>>

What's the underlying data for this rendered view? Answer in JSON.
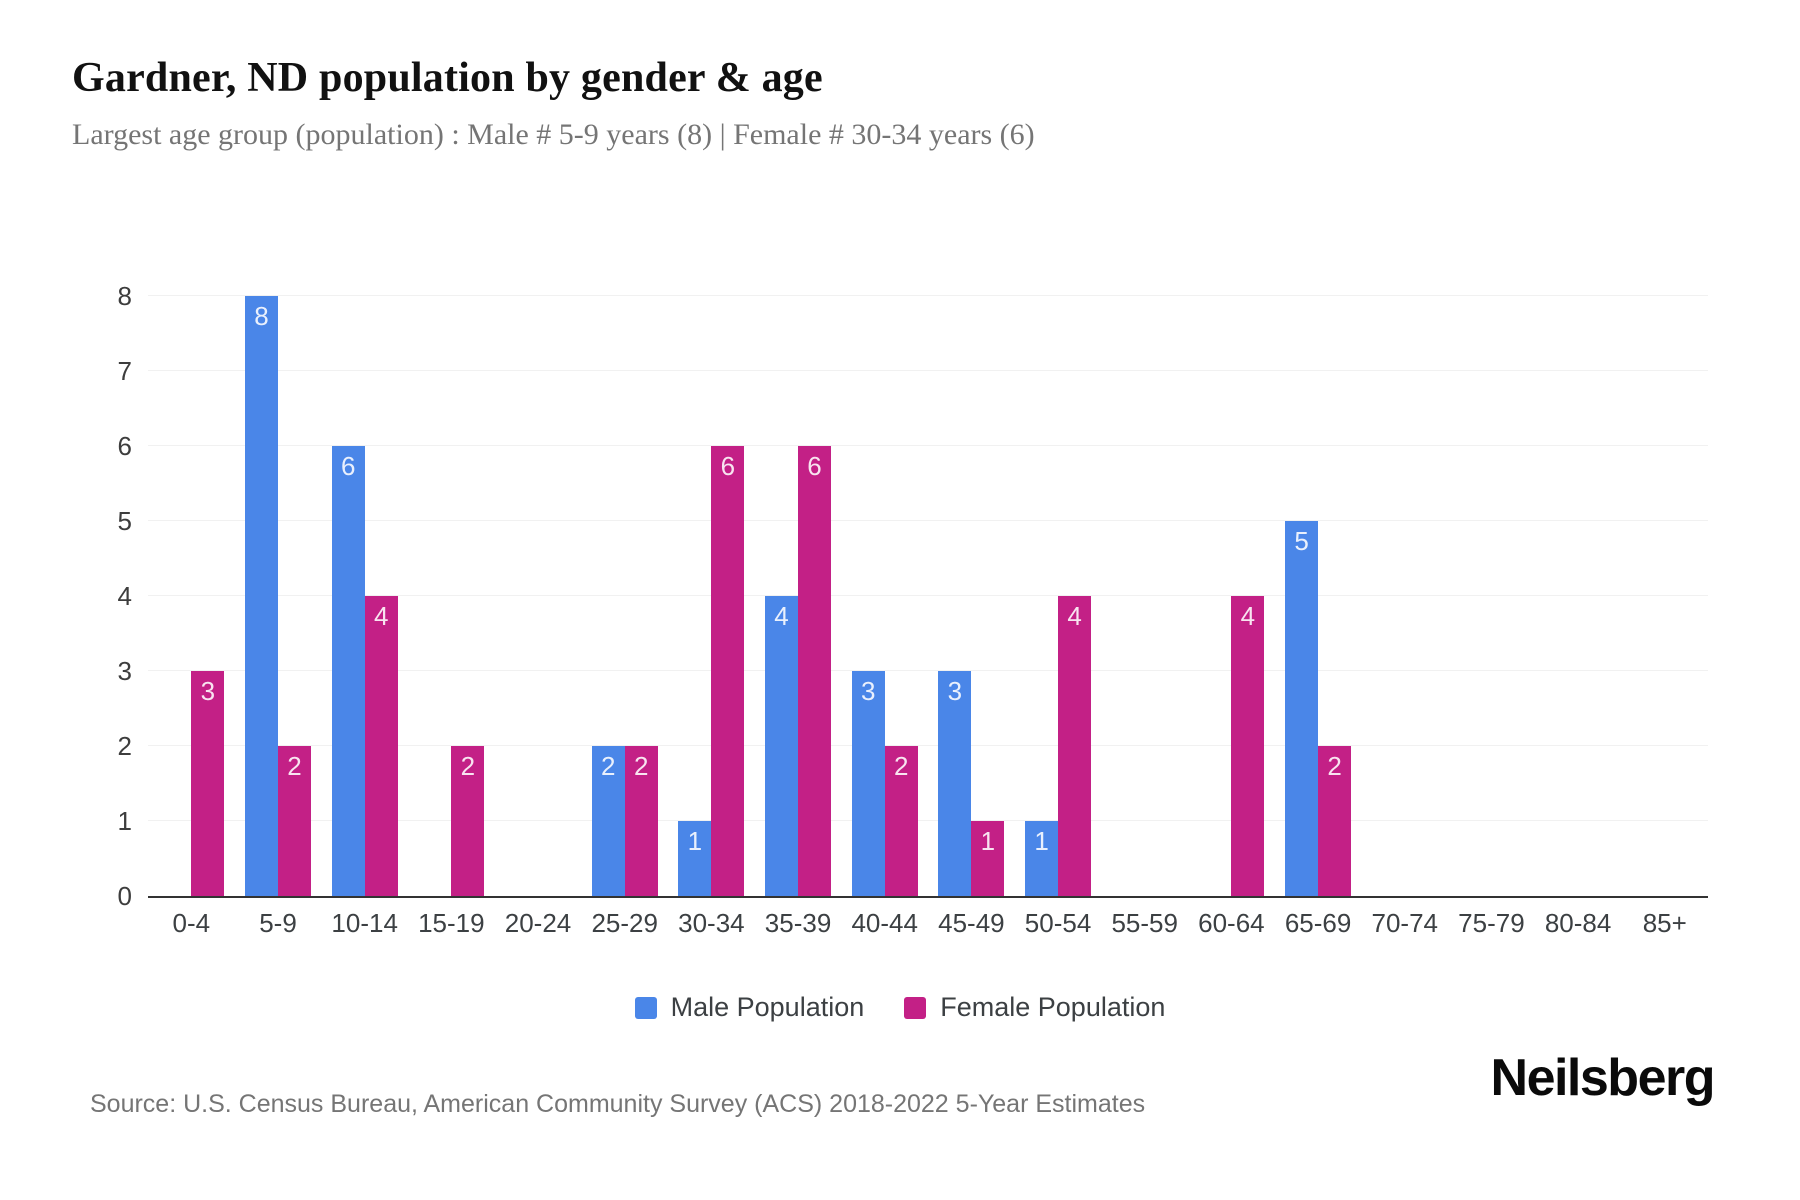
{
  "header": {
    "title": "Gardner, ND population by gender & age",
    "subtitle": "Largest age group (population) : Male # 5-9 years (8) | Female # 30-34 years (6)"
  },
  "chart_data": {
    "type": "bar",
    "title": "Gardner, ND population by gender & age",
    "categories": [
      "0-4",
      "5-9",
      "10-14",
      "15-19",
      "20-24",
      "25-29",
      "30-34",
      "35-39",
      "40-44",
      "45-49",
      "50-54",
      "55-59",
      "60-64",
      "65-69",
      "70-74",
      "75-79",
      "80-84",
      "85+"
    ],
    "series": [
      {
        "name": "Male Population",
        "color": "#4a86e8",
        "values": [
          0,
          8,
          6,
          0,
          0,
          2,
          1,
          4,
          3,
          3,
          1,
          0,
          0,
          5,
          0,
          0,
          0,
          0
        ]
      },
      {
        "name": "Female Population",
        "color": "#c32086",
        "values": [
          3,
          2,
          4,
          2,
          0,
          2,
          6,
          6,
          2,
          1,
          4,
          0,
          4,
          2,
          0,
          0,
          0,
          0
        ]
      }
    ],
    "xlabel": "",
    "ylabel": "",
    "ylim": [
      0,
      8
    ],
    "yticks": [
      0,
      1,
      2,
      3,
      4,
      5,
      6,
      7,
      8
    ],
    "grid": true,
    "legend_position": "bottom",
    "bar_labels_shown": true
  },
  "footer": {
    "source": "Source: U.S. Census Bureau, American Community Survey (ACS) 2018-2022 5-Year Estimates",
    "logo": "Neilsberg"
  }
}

<<
>>

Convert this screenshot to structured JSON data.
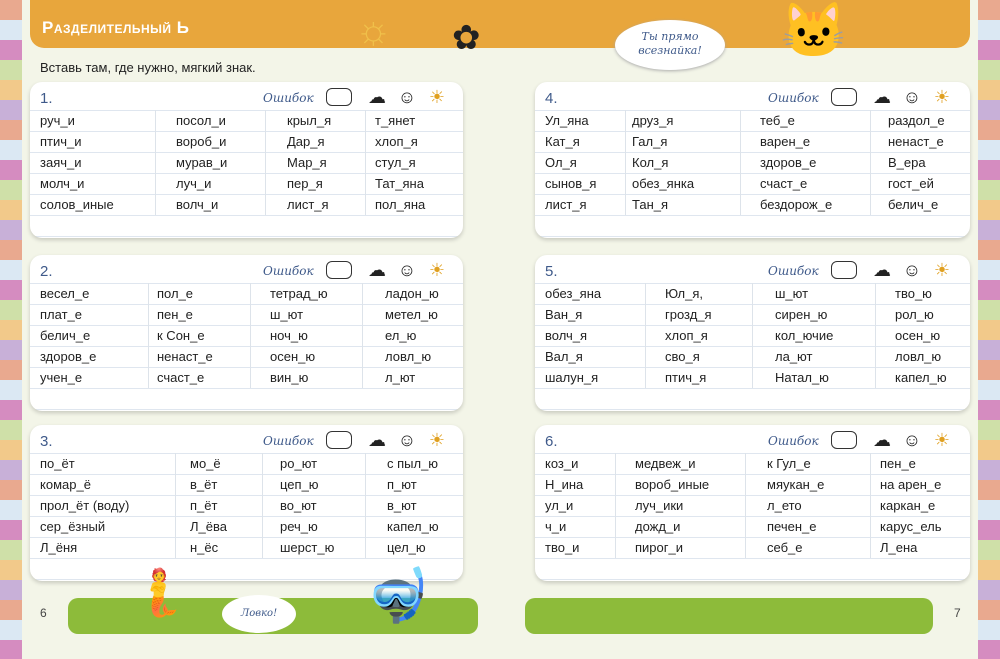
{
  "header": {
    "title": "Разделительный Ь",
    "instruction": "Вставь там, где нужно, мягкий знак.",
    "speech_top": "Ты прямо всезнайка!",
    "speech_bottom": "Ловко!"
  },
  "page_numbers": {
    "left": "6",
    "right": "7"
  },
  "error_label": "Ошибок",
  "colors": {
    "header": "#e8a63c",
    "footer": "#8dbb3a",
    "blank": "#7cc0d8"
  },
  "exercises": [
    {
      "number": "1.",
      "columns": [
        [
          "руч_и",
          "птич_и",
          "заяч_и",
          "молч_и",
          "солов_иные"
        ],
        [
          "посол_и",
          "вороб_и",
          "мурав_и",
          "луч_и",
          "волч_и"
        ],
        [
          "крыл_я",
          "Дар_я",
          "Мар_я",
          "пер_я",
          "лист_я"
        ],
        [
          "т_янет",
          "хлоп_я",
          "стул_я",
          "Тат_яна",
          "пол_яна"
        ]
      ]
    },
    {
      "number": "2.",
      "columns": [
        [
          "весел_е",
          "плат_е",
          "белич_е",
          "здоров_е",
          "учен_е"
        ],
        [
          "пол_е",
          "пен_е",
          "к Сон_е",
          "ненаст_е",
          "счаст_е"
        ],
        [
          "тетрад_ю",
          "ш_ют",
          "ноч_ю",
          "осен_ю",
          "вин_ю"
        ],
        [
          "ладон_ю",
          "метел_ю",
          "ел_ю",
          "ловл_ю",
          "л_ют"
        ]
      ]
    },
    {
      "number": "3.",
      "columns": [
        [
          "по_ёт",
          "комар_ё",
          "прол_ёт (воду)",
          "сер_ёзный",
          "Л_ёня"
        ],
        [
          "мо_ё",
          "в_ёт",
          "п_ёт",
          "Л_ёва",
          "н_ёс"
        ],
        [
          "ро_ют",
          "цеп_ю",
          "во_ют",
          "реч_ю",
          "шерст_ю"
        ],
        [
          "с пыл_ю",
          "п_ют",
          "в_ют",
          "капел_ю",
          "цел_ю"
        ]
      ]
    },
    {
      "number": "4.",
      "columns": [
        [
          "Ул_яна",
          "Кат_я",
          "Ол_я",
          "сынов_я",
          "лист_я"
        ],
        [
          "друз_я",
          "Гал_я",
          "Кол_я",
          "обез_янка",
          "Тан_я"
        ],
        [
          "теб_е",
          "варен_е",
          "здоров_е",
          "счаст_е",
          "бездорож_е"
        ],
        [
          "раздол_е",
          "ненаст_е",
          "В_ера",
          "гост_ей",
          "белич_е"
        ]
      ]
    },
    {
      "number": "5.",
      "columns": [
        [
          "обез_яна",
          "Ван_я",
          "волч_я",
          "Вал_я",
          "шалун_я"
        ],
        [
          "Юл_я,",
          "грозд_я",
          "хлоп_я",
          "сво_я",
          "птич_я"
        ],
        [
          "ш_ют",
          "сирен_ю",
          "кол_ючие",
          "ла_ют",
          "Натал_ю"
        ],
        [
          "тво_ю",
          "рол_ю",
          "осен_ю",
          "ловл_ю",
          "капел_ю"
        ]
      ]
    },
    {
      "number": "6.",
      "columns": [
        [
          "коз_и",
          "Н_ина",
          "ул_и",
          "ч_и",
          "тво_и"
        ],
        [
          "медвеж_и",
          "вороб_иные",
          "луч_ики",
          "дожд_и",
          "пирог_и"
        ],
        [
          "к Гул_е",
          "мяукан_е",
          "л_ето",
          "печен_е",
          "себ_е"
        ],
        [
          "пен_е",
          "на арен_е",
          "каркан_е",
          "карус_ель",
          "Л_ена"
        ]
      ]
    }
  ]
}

<<

» **PROBLEM STATEMENT**:
Show every line in the entries where the string "JSON" occurs.

» **RESULT FOR THIS TASK**:
What's the underlying data for this rendered view? Answer in JSON.
Convert this screenshot to structured JSON data.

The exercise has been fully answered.